## Exercise description
Write the data out again, character for character, with no images.

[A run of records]
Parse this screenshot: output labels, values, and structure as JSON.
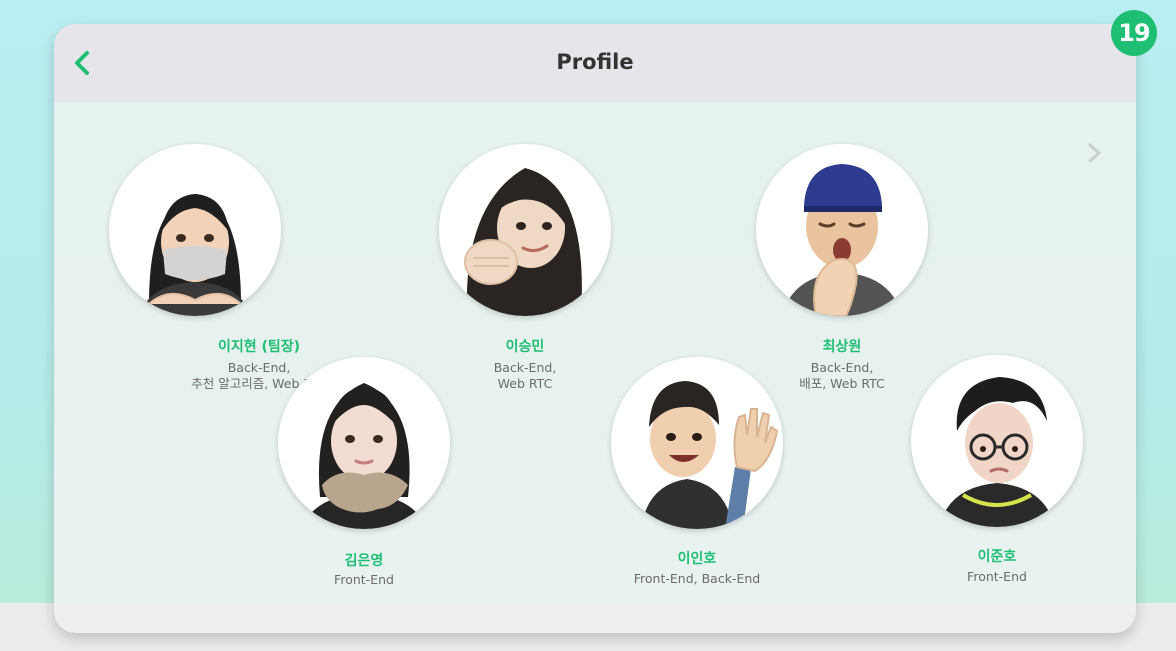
{
  "page_badge": "19",
  "header": {
    "title": "Profile",
    "back_icon": "chevron-left-icon",
    "next_icon": "chevron-right-icon"
  },
  "colors": {
    "accent": "#1fbf73",
    "header_bg": "#e6e6ea",
    "content_bg": "#e8f2f0",
    "role_text": "#6b6b6b"
  },
  "members": [
    {
      "name": "이지현 (팀장)",
      "role_line1": "Back-End,",
      "role_line2": "추천 알고리즘, Web RTC"
    },
    {
      "name": "이승민",
      "role_line1": "Back-End,",
      "role_line2": "Web RTC"
    },
    {
      "name": "최상원",
      "role_line1": "Back-End,",
      "role_line2": "배포, Web RTC"
    },
    {
      "name": "김은영",
      "role_line1": "Front-End",
      "role_line2": ""
    },
    {
      "name": "이인호",
      "role_line1": "Front-End, Back-End",
      "role_line2": ""
    },
    {
      "name": "이준호",
      "role_line1": "Front-End",
      "role_line2": ""
    }
  ]
}
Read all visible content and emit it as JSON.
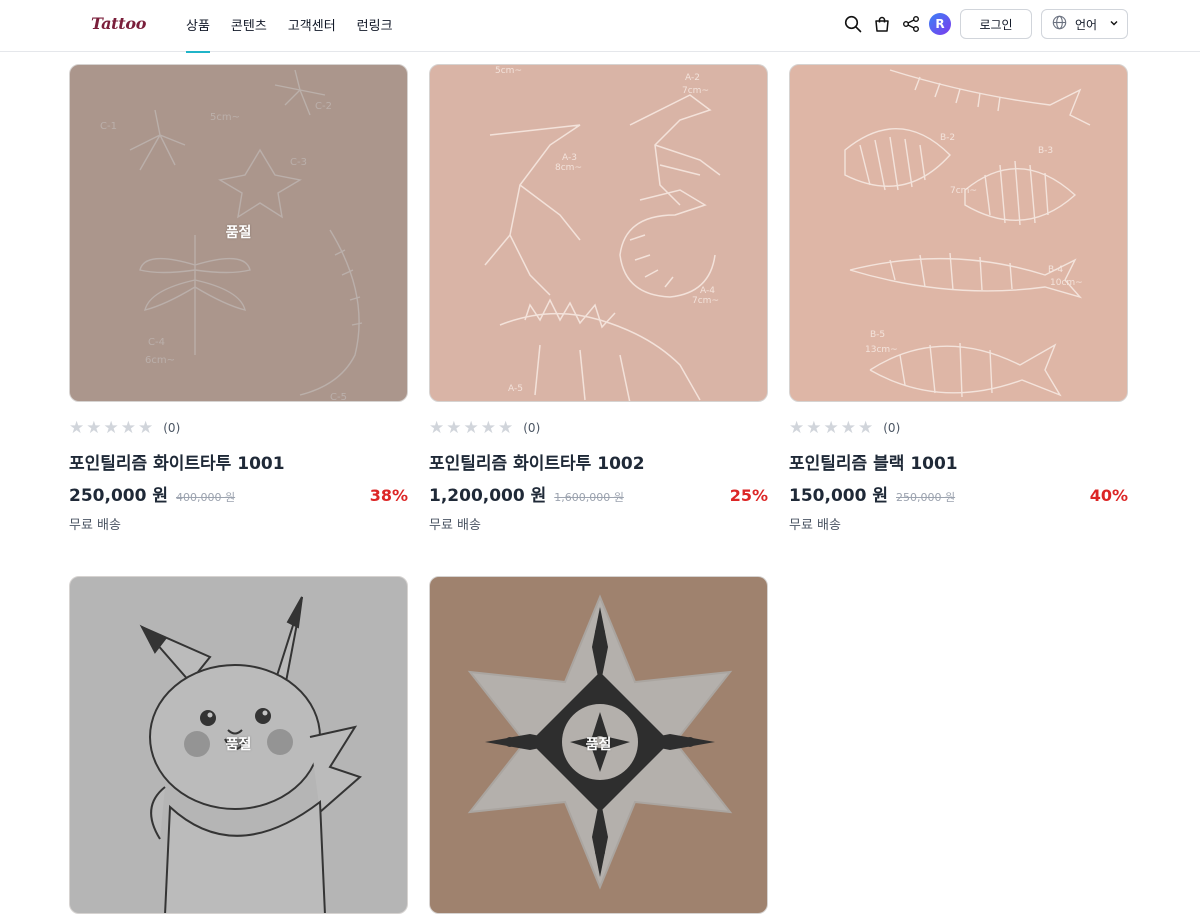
{
  "header": {
    "logo": "Tattoo",
    "nav": [
      "상품",
      "콘텐츠",
      "고객센터",
      "런링크"
    ],
    "login_label": "로그인",
    "language_label": "언어",
    "avatar_letter": "R"
  },
  "products": [
    {
      "title": "포인틸리즘 화이트타투 1001",
      "price": "250,000 원",
      "original_price": "400,000 원",
      "discount": "38%",
      "shipping": "무료 배송",
      "rating_count": "(0)",
      "sold_out": "품절",
      "bg": "#d9b8aa"
    },
    {
      "title": "포인틸리즘 화이트타투 1002",
      "price": "1,200,000 원",
      "original_price": "1,600,000 원",
      "discount": "25%",
      "shipping": "무료 배송",
      "rating_count": "(0)",
      "sold_out": "",
      "bg": "#d9b4a6"
    },
    {
      "title": "포인틸리즘 블랙 1001",
      "price": "150,000 원",
      "original_price": "250,000 원",
      "discount": "40%",
      "shipping": "무료 배송",
      "rating_count": "(0)",
      "sold_out": "",
      "bg": "#deb6a6"
    },
    {
      "title": "",
      "price": "",
      "original_price": "",
      "discount": "",
      "shipping": "",
      "rating_count": "",
      "sold_out": "품절",
      "bg": "#e8e8e8"
    },
    {
      "title": "",
      "price": "",
      "original_price": "",
      "discount": "",
      "shipping": "",
      "rating_count": "",
      "sold_out": "품절",
      "bg": "#c69a7c"
    }
  ],
  "colors": {
    "accent": "#20b4c8",
    "discount": "#dc2626",
    "logo": "#7a1e3a"
  }
}
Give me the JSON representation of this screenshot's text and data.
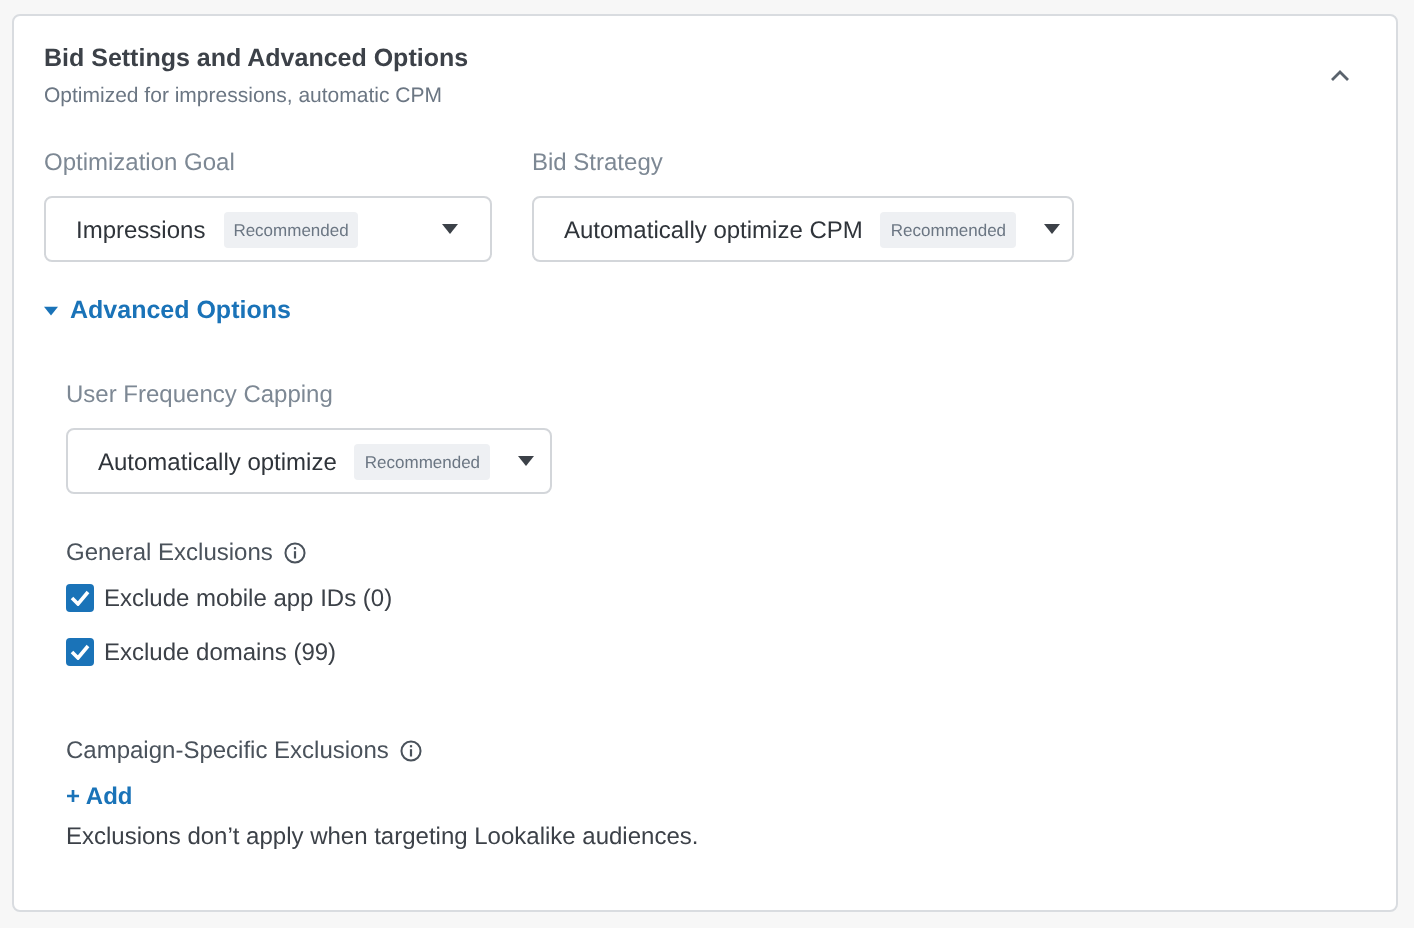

## Finished exercise
Parse this screenshot: output labels, values, and structure as JSON.
{
  "page_badge": "19",
  "header": {
    "title": "Profile",
    "back_icon": "chevron-left-icon",
    "next_icon": "chevron-right-icon"
  },
  "colors": {
    "accent": "#1fbf73",
    "header_bg": "#e6e6ea",
    "content_bg": "#e8f2f0",
    "role_text": "#6b6b6b"
  },
  "members": [
    {
      "name": "이지현 (팀장)",
      "role_line1": "Back-End,",
      "role_line2": "추천 알고리즘, Web RTC"
    },
    {
      "name": "이승민",
      "role_line1": "Back-End,",
      "role_line2": "Web RTC"
    },
    {
      "name": "최상원",
      "role_line1": "Back-End,",
      "role_line2": "배포, Web RTC"
    },
    {
      "name": "김은영",
      "role_line1": "Front-End",
      "role_line2": ""
    },
    {
      "name": "이인호",
      "role_line1": "Front-End, Back-End",
      "role_line2": ""
    },
    {
      "name": "이준호",
      "role_line1": "Front-End",
      "role_line2": ""
    }
  ]
}
Read all visible content and emit it as JSON.
{
  "header": {
    "logo": "Tattoo",
    "nav": [
      "상품",
      "콘텐츠",
      "고객센터",
      "런링크"
    ],
    "login_label": "로그인",
    "language_label": "언어",
    "avatar_letter": "R"
  },
  "products": [
    {
      "title": "포인틸리즘 화이트타투 1001",
      "price": "250,000 원",
      "original_price": "400,000 원",
      "discount": "38%",
      "shipping": "무료 배송",
      "rating_count": "(0)",
      "sold_out": "품절",
      "bg": "#d9b8aa"
    },
    {
      "title": "포인틸리즘 화이트타투 1002",
      "price": "1,200,000 원",
      "original_price": "1,600,000 원",
      "discount": "25%",
      "shipping": "무료 배송",
      "rating_count": "(0)",
      "sold_out": "",
      "bg": "#d9b4a6"
    },
    {
      "title": "포인틸리즘 블랙 1001",
      "price": "150,000 원",
      "original_price": "250,000 원",
      "discount": "40%",
      "shipping": "무료 배송",
      "rating_count": "(0)",
      "sold_out": "",
      "bg": "#deb6a6"
    },
    {
      "title": "",
      "price": "",
      "original_price": "",
      "discount": "",
      "shipping": "",
      "rating_count": "",
      "sold_out": "품절",
      "bg": "#e8e8e8"
    },
    {
      "title": "",
      "price": "",
      "original_price": "",
      "discount": "",
      "shipping": "",
      "rating_count": "",
      "sold_out": "품절",
      "bg": "#c69a7c"
    }
  ],
  "colors": {
    "accent": "#20b4c8",
    "discount": "#dc2626",
    "logo": "#7a1e3a"
  }
}
Give me the JSON representation of this screenshot's text and data.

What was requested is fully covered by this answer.